* WHAT IS EXPECTED *
Pull every line containing "тела" from the entries.

Stored items:
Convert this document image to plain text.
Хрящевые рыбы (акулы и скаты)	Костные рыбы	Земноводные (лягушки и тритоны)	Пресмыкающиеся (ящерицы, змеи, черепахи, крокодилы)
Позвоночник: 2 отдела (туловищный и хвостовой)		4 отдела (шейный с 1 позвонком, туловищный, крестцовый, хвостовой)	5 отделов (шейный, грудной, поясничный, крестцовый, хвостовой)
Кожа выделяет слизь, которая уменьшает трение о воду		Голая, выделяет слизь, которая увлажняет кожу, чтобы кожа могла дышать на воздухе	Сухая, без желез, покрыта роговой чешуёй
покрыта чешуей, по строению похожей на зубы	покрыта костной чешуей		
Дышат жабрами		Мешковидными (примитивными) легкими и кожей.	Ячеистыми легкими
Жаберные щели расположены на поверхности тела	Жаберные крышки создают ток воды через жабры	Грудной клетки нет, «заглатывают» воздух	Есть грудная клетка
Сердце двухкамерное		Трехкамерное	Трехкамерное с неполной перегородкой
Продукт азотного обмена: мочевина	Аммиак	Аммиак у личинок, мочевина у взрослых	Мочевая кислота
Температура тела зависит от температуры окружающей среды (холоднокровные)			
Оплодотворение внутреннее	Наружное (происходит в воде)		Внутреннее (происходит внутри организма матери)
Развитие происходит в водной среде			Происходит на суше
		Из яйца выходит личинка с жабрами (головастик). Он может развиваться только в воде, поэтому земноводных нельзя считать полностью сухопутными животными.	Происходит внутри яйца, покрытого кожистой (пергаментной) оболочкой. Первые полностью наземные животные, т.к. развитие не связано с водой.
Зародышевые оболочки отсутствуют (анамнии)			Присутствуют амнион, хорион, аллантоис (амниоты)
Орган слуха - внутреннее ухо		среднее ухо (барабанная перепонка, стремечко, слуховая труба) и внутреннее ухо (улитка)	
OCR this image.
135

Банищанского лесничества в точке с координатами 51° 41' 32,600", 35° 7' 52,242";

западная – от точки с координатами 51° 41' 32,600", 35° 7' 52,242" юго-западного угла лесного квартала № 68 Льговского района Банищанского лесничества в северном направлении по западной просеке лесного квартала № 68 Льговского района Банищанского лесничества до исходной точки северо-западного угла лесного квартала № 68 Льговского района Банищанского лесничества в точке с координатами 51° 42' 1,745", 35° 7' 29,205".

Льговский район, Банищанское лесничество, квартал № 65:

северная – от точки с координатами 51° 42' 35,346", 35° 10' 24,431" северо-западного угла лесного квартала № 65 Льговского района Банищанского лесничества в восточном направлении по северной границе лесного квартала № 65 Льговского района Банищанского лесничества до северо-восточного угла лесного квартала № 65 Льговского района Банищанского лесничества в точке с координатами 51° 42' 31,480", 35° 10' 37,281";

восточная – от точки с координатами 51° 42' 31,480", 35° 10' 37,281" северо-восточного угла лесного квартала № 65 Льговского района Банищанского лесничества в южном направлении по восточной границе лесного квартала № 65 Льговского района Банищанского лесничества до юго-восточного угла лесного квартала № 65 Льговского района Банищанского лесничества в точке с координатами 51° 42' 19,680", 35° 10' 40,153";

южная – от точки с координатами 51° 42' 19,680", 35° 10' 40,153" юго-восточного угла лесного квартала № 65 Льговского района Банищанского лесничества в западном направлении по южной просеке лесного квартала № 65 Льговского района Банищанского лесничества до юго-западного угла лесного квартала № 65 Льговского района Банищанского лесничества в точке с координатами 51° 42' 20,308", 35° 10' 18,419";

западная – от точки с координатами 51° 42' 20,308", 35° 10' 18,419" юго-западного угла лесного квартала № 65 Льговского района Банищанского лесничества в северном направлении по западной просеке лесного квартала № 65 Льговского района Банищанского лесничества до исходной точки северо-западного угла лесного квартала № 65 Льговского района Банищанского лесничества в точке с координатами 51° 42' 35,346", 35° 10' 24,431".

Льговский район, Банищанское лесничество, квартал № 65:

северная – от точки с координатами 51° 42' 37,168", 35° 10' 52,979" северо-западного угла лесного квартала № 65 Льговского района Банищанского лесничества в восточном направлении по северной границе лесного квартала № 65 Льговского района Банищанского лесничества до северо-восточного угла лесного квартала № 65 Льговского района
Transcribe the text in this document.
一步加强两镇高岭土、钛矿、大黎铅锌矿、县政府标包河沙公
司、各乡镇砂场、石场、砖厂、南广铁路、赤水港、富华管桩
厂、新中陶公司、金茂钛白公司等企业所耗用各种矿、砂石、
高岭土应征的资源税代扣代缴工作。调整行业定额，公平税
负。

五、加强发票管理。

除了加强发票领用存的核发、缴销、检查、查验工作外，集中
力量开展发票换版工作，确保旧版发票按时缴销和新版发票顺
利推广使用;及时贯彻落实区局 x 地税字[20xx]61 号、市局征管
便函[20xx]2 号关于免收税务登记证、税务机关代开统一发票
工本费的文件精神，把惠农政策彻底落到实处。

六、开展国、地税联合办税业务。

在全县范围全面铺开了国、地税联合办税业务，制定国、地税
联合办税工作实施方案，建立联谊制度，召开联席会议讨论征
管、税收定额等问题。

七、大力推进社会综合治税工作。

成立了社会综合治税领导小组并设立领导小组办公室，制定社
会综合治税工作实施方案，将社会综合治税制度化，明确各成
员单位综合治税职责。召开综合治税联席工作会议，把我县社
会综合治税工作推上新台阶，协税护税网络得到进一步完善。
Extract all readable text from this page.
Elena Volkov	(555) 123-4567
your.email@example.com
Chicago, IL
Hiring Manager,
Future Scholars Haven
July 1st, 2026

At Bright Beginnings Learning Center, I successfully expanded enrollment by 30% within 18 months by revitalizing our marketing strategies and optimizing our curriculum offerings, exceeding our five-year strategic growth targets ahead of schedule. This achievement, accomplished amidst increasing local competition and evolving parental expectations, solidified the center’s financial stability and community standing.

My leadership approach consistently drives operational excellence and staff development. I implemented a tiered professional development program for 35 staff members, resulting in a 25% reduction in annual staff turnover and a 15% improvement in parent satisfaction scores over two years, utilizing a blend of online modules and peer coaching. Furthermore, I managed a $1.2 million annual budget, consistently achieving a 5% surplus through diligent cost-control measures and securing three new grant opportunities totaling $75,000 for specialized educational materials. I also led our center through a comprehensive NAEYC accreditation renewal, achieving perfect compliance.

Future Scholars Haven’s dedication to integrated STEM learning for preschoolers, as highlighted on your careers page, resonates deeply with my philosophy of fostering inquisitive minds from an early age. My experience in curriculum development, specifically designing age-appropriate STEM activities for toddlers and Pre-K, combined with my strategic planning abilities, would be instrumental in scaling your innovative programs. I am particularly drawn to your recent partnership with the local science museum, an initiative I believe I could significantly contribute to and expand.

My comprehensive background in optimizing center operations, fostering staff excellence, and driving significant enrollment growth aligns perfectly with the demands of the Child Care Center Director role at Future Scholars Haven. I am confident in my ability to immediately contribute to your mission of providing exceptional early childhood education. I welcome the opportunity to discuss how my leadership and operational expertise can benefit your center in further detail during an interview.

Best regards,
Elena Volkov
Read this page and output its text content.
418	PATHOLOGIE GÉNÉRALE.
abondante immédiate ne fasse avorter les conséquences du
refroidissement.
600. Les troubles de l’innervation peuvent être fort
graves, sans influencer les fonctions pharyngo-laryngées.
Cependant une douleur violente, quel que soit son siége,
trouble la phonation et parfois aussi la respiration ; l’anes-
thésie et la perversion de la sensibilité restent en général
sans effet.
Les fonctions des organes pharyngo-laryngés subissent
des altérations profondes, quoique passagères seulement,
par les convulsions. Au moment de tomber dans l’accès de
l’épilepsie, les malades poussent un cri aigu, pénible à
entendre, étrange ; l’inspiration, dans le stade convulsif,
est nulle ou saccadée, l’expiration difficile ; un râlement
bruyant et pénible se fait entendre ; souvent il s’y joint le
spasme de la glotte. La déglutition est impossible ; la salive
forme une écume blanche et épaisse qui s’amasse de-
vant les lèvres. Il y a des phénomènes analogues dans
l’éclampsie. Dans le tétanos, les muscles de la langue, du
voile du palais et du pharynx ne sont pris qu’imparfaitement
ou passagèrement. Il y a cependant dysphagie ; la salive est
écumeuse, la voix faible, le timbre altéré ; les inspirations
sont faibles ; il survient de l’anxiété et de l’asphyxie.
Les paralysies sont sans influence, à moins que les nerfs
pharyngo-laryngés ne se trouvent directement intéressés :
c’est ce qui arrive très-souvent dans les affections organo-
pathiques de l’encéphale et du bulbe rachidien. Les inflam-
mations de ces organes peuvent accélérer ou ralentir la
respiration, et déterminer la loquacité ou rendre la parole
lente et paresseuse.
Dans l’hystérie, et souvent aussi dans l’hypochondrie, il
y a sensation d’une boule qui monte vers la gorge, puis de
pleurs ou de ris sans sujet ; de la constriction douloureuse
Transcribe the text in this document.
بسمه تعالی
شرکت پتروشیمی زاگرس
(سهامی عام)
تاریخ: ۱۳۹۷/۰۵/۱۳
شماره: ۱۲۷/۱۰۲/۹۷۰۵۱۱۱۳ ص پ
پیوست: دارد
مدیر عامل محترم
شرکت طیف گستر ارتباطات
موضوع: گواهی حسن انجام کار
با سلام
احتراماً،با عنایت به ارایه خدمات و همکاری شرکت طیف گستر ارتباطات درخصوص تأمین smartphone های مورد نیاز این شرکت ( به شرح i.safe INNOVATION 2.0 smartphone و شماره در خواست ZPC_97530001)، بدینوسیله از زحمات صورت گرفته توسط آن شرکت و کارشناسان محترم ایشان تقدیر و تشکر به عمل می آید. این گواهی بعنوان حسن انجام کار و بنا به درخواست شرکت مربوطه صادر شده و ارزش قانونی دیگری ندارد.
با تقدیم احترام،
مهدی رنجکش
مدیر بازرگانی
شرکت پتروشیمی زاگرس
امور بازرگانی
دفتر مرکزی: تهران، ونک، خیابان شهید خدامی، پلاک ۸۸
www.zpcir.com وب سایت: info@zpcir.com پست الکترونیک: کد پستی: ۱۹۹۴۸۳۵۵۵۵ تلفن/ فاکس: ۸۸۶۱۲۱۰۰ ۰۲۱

* RESPONSE TO THE EXERCISE *
Жаберные щели расположены на поверхности тела	Жаберные крышки создают ток воды через жабры	Грудной клетки нет, «заглатывают» воздух	Есть грудная клетка
Температура тела зависит от температуры окружающей среды (холоднокровные)			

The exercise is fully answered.